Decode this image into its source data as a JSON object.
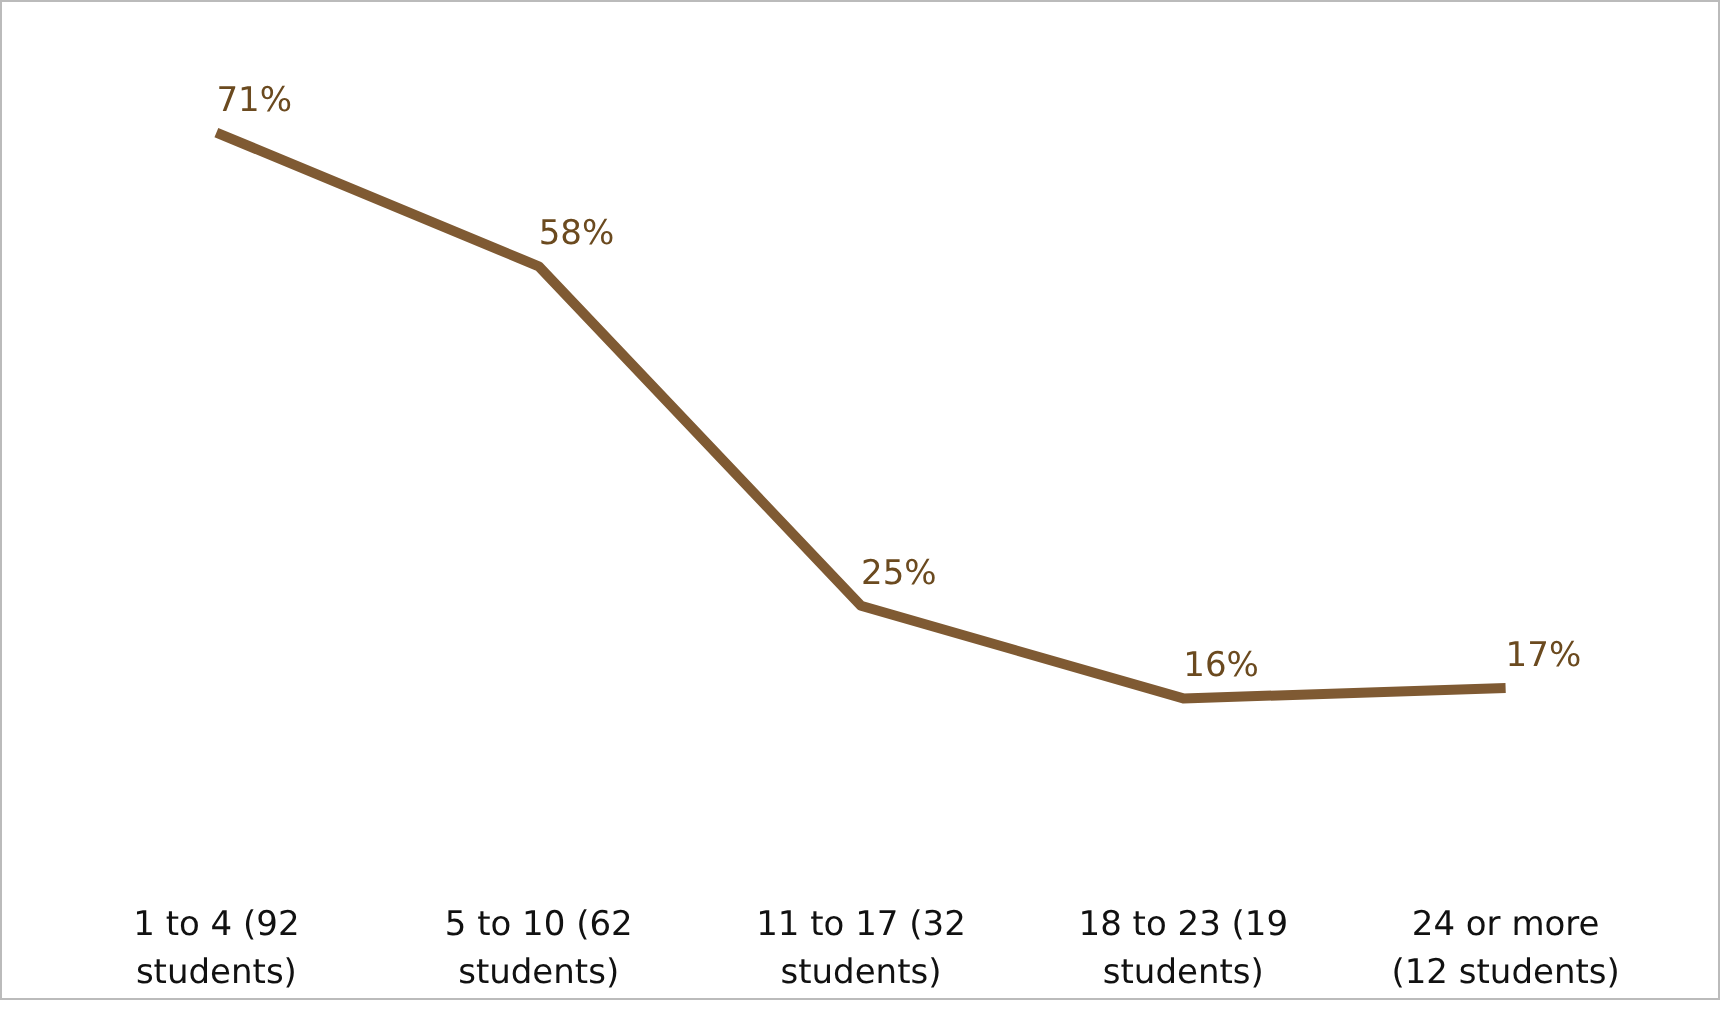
{
  "chart_data": {
    "type": "line",
    "categories": [
      "1 to 4 (92 students)",
      "5 to 10 (62 students)",
      "11 to 17 (32 students)",
      "18 to 23 (19 students)",
      "24 or more (12 students)"
    ],
    "series": [
      {
        "color": "#7f5a33",
        "values": [
          71,
          58,
          25,
          16,
          17
        ],
        "value_labels": [
          "71%",
          "58%",
          "25%",
          "16%",
          "17%"
        ]
      }
    ],
    "grid": false,
    "marker": "none",
    "line_style": "solid"
  }
}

━━━━

:: WHAT THIS TASK INVOLVES ::
Find the string "students" in the listing and return every line that holds it.

:: EXERCISE OUTPUT ::
      "1 to 4 (92 students)",
      "5 to 10 (62 students)",
      "11 to 17 (32 students)",
      "18 to 23 (19 students)",
      "24 or more (12 students)"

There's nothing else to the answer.